Sometimes, not getting what you want can be the best thing for you; and as Martin Luther King Jnr quoted, ‘We must expect finite disappointment but never loose finite hope.’
How do you deal with disappointment? Does it make you despair or re-consider your options? Are you easily deflated or are you the person who fights back and gains two inches for every one inch lost? For whichever category you fall into, Martha Chumo’s story will definitely add a little positivity to your week.
At 19, Martha Njeri Chumo founded a Tech school, ‘The Dev School’ in Nairobi Kenya. The school which is not-for-profit consists of a team of IT enthusiasts who want to transform the lives of young people in East Africa through technology education.
For the past year, The Dev School has introduced 110 Kenyans and 44 South Sudan youth to coding and computer programming. Its social impact applications include solving local problems using software and working with talented youth in Kenya to for website, web and mobile applications. Children are not left out of the technology drive either as The Dev School will organise the first tech camp for kids in December 2014 for kids aged 8 – 16 years. A more ambitious project which is underway is to teach 1000 public school students coding through coding clubs in schools.
Changing the world through tech might have become a bit clichéd but aren’t you in the least bit curious to know why a 19-year old teenager starts a tech school when she could be studying to earn a degree at a tertiary institution?
Disappointment.
Martha was the brilliant teenager who excelled at her studies and had a ready-made scholarship to medical school. Programming, coding- those are words that were as alien to her as they are to me right now…okay, perhaps not that alien; she didn’t even own a computer whilst I spend my days clacking at a keyboard, so yes, I am one step ahead of where she used to be. Her transmutation from geek to guru happened one day in June 2012- in her words via an interview with teamtreehouse.com:
“…I went to pick something from the ihub [ihub.co.ke]. There I found people sitting, staring at their laptops. I didn’t own a computer then and didn’t have much interest. I met the person I was looking for and in the process my life was changed again, literally! The person was a web developer and he started telling me “oh computers are so cool and all,” but I didn’t believe him until he did some complex Math in irb. That got me interested!

■ WHAT YOU WILL DO ■
A) Answer these questions from the article about Martha Chumo.
(i) At what age did Martha Chumo found The Dev School, and in which city?
(ii) How many South Sudan youth has The Dev School introduced to coding and computer programming over the past year?
(iii) In what month and year did her change from geek to guru happen?
B) Rewrite the part of the article about Martha Chumo that opens with the words "Changing the world" and closes with "a tertiary institution?", changing "tertiary institution" to "university".
C) Continue the article about Martha Chumo from the point where it stops.

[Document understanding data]
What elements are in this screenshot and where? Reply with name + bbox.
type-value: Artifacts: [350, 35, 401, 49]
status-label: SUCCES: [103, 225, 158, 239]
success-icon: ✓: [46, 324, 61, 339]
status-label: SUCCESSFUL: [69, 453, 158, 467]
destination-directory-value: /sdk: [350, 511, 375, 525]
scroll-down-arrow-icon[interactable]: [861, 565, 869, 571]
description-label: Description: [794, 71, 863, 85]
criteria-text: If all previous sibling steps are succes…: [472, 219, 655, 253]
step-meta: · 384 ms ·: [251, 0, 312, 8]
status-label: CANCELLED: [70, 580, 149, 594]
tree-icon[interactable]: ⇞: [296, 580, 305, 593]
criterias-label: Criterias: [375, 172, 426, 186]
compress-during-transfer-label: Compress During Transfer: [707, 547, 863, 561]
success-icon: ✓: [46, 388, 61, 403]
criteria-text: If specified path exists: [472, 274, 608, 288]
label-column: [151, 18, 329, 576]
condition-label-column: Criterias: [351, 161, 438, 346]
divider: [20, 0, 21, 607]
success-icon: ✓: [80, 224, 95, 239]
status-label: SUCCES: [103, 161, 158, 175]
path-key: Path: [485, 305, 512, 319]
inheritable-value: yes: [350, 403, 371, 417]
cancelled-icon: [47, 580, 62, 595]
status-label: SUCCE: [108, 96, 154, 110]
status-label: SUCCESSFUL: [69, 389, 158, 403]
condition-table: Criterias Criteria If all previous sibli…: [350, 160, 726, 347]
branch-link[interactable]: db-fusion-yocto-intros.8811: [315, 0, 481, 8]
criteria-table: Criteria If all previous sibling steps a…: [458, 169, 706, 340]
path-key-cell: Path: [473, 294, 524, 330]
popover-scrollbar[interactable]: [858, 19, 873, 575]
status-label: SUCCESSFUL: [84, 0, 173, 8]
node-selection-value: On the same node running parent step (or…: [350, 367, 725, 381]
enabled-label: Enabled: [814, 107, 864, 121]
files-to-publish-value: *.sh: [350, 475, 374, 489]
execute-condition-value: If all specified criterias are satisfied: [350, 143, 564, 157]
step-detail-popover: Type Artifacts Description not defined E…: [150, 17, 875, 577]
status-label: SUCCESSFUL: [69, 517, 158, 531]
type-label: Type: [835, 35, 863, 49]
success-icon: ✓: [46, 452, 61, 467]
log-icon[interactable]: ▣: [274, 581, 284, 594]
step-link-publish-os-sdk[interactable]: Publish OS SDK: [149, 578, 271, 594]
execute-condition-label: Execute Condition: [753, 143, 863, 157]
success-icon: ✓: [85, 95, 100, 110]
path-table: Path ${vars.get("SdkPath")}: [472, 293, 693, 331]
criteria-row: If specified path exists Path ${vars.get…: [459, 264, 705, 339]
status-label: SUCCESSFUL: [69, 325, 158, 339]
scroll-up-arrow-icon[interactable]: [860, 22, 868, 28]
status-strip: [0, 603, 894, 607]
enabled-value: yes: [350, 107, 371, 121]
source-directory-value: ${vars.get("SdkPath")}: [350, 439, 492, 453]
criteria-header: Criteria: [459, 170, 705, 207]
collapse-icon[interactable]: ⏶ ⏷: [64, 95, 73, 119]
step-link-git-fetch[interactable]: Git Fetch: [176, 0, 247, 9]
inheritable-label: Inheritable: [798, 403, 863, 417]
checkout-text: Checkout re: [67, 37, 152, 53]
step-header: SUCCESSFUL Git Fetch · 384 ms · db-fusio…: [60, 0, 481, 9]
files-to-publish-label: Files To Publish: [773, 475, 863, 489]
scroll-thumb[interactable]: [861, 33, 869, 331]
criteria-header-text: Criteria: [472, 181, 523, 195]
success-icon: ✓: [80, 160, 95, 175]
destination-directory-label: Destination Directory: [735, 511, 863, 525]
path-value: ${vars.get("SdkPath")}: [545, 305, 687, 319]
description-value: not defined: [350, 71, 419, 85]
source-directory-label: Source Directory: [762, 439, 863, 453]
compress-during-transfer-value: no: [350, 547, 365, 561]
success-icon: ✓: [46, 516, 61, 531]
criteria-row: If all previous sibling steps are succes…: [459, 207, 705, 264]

■ ANSWERS BY ITEM ■
A)
(i) She founded it at 19, in Nairobi, Kenya.
(ii) 44 South Sudan youth.
(iii) June 2012.

B)
Changing the world through tech might have become a bit clichéd but aren’t you in the least bit curious to know why a 19-year old teenager starts a tech school when she could be studying to earn a degree at a university?

C)
I went back home, took my savings and bought a laptop, and Googled “How to make a computer do stuff.” That’s when I learned the word programming, and then my journey started.
I have since, turned into a Linux pro, learnt web design and development, concluded medical school is not for me, and after enough fights, I’m now allowed to ‘play with my machine’ for the rest of my life…”
Learning never ends. Never think you are too young, old, rigid, daft or accomplished to learn.
Excited about her new-found love and with starry-eyed innocence, Martha raised $6000 via online crowd funding to enable her attend Hacker School in New York, USA, but…it never happened. Her visa was denied twice. End of the line right? Or a never-ending string of visits to the US Embassy?
Not for Martha.
She was ineligible for a visa but not ineligible to become a better Programmer! Enter The Dev School where Martha intends to give herself and numerous young East Africans a chance to learn, improve their programming skills, and build awesome technology for Africa. These young people will get a chance to improve their skills or learn new skills while building job-creating technology, generating funds and creating employment opportunities for others; and all because she didn’t go to Hacker School!
An Anzisha Prize 2014 finalist who has been featured on CNN and BBC, Martha has huge plans to utilise technology in her entrepreneurial pursuits and in building a development firm which will solve local problems in the communities around her.
Still think getting disappointed is the lowest of the lows?
awesome stuff Njeri is doing in our community
Indeed! Glad to know you are a beneficiary!